┌────────

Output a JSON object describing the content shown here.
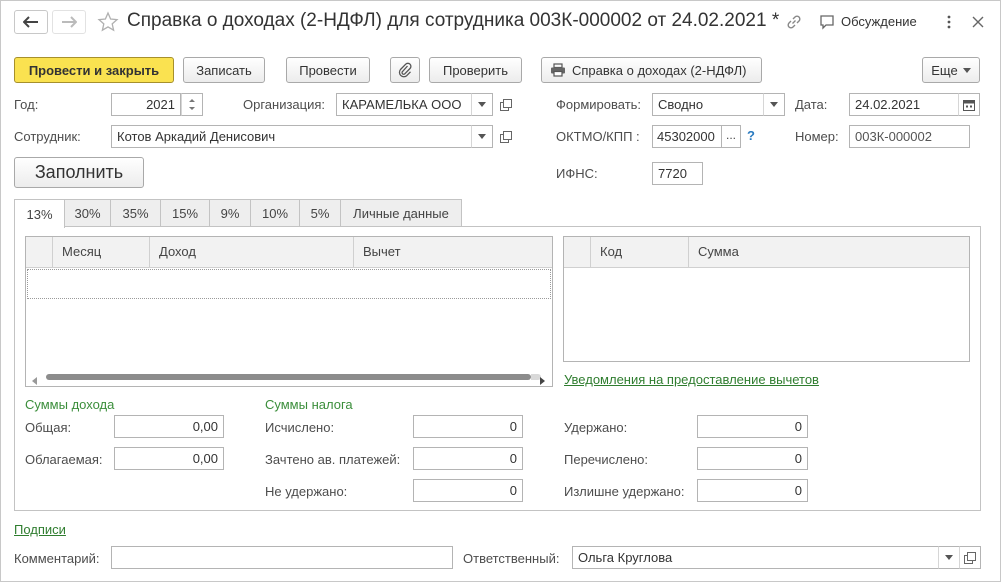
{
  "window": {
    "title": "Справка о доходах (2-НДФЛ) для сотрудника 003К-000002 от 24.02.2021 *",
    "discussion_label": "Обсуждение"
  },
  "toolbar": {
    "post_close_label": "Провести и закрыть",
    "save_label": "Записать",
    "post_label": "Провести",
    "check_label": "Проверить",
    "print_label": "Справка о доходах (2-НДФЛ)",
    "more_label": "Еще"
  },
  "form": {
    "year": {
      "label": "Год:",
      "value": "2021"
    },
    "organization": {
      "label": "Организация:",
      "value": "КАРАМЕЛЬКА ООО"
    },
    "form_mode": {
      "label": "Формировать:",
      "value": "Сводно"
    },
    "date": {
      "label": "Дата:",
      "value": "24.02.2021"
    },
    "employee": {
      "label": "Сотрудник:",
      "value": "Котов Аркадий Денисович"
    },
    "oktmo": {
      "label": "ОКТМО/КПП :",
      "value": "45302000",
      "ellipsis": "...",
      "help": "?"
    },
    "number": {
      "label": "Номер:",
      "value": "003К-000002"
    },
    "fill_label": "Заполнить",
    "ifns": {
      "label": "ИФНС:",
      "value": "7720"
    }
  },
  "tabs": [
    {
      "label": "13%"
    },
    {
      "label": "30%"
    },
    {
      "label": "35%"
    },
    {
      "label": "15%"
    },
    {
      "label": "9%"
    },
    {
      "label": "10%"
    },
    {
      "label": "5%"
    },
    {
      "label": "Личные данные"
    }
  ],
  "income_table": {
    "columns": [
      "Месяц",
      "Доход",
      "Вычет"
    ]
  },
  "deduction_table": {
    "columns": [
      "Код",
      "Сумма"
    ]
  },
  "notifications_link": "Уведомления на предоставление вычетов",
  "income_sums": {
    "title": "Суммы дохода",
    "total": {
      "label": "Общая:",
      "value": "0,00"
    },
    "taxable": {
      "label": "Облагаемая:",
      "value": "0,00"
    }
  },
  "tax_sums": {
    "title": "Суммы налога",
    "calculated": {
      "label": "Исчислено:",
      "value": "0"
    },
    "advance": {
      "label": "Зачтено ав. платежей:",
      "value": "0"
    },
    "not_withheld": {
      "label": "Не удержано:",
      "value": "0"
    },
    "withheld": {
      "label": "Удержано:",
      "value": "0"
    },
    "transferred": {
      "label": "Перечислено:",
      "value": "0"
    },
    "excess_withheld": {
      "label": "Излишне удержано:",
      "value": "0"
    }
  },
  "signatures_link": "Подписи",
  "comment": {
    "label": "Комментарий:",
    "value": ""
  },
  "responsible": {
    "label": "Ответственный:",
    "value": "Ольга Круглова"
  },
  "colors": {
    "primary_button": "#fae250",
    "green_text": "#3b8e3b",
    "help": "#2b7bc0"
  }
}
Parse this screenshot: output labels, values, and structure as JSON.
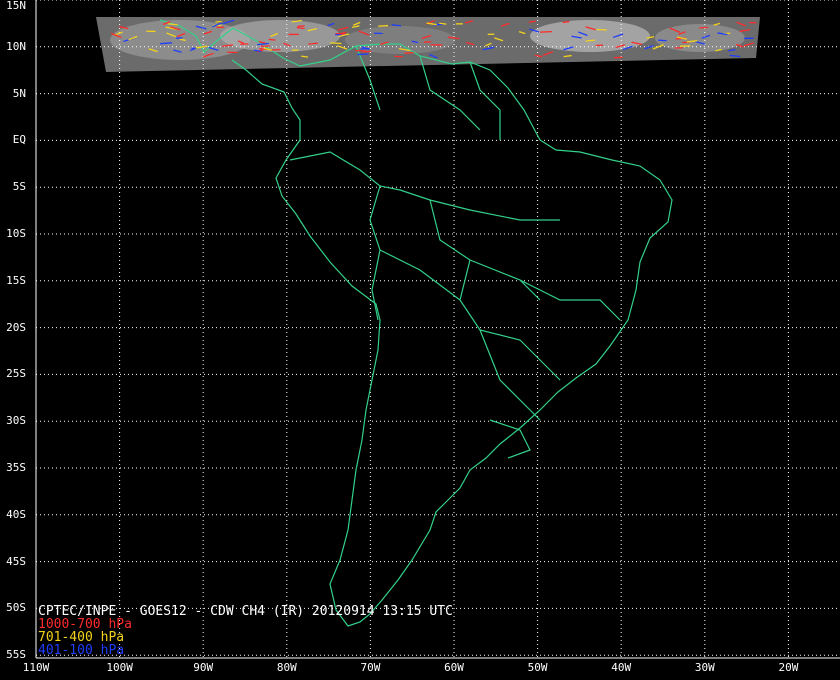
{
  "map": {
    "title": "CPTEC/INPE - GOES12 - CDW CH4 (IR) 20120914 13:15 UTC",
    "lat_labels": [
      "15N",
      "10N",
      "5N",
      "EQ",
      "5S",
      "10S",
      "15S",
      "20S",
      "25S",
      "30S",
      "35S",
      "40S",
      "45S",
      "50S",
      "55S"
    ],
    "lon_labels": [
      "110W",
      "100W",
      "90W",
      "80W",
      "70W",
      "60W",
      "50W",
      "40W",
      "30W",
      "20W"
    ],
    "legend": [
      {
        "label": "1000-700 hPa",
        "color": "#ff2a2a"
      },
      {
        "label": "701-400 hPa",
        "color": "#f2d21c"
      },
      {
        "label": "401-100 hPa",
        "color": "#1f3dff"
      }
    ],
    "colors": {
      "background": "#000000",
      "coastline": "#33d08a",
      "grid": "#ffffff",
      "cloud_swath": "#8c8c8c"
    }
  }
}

└────────

## [TASK TO COMPLETE]
Show every line from the entries above in which the word "title" appears.

## [WRITTEN REPLY]
    "title": "Справка о доходах (2-НДФЛ) для сотрудника 003К-000002 от 24.02.2021 *",
    "title": "Суммы дохода",
    "title": "Суммы налога",
    "title": "CPTEC/INPE - GOES12 - CDW CH4 (IR) 20120914 13:15 UTC",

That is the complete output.